**DATA EXCERPTS:**
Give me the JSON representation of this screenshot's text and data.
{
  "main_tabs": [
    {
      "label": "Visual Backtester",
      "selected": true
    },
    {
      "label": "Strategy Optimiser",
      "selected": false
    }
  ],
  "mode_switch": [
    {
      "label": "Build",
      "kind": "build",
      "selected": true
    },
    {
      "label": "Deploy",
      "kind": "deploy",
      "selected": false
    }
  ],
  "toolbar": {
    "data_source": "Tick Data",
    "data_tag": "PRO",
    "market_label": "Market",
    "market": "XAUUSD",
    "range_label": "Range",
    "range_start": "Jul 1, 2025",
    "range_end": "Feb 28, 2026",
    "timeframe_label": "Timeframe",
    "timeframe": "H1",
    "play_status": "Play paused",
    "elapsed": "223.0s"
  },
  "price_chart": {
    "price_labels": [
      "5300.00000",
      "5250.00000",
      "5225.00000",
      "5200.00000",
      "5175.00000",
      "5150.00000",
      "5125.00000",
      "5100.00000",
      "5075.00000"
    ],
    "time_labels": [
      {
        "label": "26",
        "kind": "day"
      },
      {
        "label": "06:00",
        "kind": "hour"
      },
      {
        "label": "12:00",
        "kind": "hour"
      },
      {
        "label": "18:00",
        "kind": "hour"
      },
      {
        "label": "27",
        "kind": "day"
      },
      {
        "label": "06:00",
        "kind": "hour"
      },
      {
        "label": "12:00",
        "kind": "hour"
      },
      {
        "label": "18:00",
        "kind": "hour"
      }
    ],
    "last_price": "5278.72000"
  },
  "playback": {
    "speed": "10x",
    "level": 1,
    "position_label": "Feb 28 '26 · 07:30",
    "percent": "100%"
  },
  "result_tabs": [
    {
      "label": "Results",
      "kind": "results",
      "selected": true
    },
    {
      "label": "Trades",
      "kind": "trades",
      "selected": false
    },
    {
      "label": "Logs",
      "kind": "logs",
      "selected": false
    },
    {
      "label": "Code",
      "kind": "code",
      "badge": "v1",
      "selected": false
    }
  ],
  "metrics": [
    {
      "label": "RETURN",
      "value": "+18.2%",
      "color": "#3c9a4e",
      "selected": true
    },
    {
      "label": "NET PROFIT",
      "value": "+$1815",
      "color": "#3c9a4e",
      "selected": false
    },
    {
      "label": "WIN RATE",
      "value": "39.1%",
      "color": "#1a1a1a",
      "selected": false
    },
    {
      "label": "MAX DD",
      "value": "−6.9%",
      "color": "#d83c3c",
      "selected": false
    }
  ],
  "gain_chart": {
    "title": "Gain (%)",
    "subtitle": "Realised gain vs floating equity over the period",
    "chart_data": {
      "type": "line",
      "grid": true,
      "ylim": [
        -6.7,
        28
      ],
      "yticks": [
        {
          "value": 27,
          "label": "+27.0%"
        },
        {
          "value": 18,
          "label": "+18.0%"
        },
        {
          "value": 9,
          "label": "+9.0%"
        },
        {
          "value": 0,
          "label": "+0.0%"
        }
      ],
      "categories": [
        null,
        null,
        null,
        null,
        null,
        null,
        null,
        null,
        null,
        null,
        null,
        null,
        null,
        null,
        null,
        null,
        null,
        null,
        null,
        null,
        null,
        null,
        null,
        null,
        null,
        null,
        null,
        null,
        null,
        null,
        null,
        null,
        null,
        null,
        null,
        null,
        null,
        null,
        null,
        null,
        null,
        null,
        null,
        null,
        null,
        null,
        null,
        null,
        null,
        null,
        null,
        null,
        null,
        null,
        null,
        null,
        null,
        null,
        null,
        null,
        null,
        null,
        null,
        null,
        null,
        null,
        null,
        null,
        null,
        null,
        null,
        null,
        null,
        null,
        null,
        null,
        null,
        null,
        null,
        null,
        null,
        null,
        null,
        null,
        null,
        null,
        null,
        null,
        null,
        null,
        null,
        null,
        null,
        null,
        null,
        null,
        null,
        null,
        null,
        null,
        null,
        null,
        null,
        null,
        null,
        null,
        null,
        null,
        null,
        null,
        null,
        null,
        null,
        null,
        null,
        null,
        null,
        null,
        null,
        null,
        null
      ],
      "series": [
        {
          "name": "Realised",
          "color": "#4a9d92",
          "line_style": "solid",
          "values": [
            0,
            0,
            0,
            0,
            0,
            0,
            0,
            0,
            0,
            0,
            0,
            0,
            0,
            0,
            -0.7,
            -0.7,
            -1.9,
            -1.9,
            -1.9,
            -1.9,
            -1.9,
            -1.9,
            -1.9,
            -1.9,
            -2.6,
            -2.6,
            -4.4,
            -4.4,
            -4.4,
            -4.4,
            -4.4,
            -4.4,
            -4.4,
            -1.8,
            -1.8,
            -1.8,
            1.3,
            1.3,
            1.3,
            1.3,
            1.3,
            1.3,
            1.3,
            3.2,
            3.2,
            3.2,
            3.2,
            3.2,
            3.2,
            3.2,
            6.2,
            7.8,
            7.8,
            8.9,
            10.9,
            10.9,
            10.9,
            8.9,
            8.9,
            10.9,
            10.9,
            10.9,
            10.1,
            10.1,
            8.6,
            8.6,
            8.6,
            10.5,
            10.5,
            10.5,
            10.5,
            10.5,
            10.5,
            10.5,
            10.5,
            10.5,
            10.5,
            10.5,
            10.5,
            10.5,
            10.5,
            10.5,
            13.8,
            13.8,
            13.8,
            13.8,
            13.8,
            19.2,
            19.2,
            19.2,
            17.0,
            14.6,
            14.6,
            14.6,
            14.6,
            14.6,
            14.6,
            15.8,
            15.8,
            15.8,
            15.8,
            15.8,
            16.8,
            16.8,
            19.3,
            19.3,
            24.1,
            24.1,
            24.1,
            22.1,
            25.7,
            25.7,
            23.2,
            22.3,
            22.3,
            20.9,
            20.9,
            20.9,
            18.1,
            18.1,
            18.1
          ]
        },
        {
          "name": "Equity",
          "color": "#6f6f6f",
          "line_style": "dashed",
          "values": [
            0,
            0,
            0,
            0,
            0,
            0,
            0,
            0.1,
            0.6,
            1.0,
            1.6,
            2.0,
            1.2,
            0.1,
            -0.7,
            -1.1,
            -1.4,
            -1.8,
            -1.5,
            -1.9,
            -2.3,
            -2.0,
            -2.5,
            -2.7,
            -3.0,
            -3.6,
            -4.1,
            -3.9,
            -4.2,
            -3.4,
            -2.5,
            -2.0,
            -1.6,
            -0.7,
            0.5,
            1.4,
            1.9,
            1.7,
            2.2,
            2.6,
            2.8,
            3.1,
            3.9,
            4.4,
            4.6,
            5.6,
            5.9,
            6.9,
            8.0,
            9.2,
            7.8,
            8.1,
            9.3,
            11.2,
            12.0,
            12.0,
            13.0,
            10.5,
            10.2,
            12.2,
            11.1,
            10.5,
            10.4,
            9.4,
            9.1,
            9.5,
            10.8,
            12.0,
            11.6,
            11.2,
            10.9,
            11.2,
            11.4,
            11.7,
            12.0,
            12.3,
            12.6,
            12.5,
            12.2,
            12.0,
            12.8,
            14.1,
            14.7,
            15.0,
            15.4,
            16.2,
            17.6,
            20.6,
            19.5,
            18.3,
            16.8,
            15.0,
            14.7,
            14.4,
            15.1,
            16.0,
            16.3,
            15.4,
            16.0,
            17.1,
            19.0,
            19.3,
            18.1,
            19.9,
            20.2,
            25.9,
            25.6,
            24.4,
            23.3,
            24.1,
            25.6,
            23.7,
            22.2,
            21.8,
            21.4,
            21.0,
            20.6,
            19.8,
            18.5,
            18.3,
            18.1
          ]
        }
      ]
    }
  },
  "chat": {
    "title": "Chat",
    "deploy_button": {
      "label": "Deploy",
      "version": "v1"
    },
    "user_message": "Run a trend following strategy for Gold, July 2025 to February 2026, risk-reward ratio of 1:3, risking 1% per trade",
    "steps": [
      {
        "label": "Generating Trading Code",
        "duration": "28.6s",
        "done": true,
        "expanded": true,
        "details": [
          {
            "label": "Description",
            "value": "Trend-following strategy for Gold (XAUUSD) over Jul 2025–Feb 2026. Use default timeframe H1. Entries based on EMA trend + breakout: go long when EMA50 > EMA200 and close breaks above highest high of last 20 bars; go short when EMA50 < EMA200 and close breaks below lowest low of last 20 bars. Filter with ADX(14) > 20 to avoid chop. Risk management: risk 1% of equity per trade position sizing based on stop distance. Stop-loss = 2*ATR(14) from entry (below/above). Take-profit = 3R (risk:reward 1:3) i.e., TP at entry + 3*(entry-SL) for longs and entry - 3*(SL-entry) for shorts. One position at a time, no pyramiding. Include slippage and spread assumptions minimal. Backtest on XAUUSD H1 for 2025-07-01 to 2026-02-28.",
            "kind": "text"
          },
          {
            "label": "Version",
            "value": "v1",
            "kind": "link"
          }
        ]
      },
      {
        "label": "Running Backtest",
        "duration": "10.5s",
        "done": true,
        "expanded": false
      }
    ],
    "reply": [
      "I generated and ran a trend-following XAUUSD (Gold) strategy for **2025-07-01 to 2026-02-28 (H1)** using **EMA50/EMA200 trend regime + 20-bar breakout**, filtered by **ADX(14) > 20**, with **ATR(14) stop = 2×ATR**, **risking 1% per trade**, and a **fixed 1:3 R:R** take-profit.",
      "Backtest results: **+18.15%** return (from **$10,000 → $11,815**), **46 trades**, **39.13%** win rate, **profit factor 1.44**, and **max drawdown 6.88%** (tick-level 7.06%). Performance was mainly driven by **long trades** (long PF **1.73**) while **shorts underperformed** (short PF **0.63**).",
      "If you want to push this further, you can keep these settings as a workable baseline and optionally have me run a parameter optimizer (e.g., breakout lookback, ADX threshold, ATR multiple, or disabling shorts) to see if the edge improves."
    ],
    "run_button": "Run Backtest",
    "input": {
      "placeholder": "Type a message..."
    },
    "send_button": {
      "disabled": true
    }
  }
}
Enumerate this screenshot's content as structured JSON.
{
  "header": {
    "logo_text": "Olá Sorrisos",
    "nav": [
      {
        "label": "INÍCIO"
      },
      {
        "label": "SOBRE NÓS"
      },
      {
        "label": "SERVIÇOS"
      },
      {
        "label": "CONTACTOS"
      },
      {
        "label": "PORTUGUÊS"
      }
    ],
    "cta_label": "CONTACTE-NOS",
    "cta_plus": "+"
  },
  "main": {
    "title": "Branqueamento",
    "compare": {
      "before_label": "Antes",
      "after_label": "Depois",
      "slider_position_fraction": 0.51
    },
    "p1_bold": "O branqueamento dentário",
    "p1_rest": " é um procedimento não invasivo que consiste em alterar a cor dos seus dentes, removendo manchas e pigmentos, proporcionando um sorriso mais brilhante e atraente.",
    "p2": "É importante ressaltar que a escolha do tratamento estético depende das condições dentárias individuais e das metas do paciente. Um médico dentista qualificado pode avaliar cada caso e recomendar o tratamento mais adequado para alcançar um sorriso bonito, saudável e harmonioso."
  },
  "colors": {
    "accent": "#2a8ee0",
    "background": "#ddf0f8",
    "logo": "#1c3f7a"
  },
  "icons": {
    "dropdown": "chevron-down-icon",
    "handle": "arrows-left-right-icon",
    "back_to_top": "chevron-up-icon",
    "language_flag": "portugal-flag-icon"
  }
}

**GOAL OF THE EXERCISE:** Please extract exactly, and only, the lines from the line containing "Enumerate this screenshot's" through the last line of the records.

**ANSWER TO THIS EXERCISE:**
Enumerate this screenshot's content as structured JSON.
{
  "header": {
    "logo_text": "Olá Sorrisos",
    "nav": [
      {
        "label": "INÍCIO"
      },
      {
        "label": "SOBRE NÓS"
      },
      {
        "label": "SERVIÇOS"
      },
      {
        "label": "CONTACTOS"
      },
      {
        "label": "PORTUGUÊS"
      }
    ],
    "cta_label": "CONTACTE-NOS",
    "cta_plus": "+"
  },
  "main": {
    "title": "Branqueamento",
    "compare": {
      "before_label": "Antes",
      "after_label": "Depois",
      "slider_position_fraction": 0.51
    },
    "p1_bold": "O branqueamento dentário",
    "p1_rest": " é um procedimento não invasivo que consiste em alterar a cor dos seus dentes, removendo manchas e pigmentos, proporcionando um sorriso mais brilhante e atraente.",
    "p2": "É importante ressaltar que a escolha do tratamento estético depende das condições dentárias individuais e das metas do paciente. Um médico dentista qualificado pode avaliar cada caso e recomendar o tratamento mais adequado para alcançar um sorriso bonito, saudável e harmonioso."
  },
  "colors": {
    "accent": "#2a8ee0",
    "background": "#ddf0f8",
    "logo": "#1c3f7a"
  },
  "icons": {
    "dropdown": "chevron-down-icon",
    "handle": "arrows-left-right-icon",
    "back_to_top": "chevron-up-icon",
    "language_flag": "portugal-flag-icon"
  }
}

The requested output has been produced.